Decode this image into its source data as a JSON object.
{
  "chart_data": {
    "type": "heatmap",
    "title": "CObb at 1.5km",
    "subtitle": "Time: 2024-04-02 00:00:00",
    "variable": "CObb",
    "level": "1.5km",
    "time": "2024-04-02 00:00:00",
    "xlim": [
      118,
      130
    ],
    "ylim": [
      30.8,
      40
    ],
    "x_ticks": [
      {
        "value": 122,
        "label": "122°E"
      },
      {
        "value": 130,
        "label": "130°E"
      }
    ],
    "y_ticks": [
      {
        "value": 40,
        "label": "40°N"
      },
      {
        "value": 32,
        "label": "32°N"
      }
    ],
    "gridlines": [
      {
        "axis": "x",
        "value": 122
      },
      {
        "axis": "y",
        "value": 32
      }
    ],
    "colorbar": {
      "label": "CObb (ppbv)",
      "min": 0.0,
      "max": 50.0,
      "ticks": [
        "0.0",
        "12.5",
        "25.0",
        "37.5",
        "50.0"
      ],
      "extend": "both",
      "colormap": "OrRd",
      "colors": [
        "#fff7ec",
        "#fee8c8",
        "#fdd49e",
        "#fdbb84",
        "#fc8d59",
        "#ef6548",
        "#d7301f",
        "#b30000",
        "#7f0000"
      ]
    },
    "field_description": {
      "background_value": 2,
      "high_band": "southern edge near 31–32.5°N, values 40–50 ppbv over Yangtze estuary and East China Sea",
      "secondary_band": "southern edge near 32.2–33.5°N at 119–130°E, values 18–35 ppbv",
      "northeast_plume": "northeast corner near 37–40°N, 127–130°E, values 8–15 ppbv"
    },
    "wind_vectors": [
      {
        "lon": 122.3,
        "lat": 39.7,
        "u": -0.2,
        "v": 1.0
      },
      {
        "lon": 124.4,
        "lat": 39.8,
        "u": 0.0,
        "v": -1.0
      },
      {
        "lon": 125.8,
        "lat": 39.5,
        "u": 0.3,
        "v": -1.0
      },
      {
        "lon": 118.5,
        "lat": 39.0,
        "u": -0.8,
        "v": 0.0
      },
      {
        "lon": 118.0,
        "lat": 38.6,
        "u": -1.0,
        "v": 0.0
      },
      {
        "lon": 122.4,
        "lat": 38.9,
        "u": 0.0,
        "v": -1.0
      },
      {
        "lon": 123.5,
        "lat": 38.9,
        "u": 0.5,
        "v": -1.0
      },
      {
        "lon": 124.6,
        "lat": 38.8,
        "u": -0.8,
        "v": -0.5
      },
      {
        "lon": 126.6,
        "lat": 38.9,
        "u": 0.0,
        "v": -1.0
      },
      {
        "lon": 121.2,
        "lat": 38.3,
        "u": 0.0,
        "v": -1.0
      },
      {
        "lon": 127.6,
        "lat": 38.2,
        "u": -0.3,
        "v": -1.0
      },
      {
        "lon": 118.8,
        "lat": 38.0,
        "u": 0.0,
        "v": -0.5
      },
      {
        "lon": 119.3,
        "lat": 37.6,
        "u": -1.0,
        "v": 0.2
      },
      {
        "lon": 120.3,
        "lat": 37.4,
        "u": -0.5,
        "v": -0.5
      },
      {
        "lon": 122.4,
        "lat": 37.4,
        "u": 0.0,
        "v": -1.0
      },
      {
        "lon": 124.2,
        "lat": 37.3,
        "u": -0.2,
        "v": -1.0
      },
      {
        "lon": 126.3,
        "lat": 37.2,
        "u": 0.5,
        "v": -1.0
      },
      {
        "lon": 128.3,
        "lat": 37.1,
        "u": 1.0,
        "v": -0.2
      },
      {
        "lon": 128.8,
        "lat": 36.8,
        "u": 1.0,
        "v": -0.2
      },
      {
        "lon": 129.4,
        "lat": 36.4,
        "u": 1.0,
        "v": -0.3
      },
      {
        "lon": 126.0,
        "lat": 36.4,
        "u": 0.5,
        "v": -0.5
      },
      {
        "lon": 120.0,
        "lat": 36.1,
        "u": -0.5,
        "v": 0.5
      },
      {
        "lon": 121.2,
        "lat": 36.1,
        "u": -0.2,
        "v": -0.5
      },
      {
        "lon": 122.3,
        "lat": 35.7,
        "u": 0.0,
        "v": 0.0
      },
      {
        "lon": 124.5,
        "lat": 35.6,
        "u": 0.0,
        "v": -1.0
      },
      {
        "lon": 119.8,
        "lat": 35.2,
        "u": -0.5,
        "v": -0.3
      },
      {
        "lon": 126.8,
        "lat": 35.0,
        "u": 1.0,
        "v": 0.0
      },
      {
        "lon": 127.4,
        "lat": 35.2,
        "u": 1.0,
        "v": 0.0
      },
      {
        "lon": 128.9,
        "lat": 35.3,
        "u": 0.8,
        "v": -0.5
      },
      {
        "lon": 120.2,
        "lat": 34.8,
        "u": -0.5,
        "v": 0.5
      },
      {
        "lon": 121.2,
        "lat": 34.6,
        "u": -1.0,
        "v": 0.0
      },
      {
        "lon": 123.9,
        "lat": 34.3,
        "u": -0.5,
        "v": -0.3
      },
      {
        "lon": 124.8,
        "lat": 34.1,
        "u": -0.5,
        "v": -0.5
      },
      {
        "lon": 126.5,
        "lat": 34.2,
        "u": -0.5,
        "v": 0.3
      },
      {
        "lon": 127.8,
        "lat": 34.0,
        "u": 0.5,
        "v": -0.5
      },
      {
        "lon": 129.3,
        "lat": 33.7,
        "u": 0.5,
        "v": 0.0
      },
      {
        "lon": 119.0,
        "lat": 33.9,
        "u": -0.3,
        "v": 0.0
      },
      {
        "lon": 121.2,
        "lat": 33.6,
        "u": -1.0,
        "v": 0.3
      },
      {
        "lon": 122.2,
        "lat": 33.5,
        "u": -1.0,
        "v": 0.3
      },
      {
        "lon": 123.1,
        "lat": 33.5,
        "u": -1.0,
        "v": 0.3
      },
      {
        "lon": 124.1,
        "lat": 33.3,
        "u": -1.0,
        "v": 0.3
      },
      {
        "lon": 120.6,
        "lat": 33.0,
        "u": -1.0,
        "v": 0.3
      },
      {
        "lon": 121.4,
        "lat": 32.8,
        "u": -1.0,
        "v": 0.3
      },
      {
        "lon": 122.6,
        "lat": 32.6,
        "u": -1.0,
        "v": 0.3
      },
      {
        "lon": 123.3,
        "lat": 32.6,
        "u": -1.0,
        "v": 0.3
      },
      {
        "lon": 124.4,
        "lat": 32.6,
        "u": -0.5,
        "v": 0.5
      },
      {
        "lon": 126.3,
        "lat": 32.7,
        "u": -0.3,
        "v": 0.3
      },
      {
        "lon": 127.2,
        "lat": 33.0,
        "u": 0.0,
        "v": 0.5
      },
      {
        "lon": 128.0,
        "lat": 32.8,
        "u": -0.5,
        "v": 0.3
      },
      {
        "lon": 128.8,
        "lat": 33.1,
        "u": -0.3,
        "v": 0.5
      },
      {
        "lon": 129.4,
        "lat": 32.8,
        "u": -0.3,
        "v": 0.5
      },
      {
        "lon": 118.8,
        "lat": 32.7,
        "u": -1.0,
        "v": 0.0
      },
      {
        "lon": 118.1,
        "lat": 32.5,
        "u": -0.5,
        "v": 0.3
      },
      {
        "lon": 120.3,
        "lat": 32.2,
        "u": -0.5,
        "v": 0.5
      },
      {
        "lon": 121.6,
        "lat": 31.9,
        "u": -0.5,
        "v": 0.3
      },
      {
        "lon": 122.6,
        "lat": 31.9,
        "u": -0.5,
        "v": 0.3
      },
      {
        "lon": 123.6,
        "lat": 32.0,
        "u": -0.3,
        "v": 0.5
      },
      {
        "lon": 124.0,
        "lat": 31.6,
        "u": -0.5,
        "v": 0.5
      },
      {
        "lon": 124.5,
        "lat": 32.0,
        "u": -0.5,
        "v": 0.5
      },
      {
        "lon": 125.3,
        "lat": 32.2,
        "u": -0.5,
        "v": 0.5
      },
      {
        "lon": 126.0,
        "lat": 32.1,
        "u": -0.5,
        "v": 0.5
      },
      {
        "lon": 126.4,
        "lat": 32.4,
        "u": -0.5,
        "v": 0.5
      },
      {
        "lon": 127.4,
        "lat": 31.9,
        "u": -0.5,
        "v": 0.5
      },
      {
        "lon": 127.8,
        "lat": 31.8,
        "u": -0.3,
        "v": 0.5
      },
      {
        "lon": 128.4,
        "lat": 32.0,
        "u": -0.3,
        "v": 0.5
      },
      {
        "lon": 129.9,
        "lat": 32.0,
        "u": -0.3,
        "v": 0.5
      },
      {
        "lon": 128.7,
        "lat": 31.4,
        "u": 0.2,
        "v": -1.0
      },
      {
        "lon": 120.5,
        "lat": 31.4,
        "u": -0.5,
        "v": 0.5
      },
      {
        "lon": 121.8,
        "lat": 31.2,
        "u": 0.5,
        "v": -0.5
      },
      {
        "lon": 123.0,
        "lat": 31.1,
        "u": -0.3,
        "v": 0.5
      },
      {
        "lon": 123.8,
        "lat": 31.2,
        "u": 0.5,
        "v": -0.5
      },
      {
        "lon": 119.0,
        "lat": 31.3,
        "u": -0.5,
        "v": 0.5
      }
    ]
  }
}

Your instructions:
Which lines include the word "southern"? List them all.

Solution to this task:
      "high_band": "southern edge near 31–32.5°N, values 40–50 ppbv over Yangtze estuary and East China Sea",
      "secondary_band": "southern edge near 32.2–33.5°N at 119–130°E, values 18–35 ppbv",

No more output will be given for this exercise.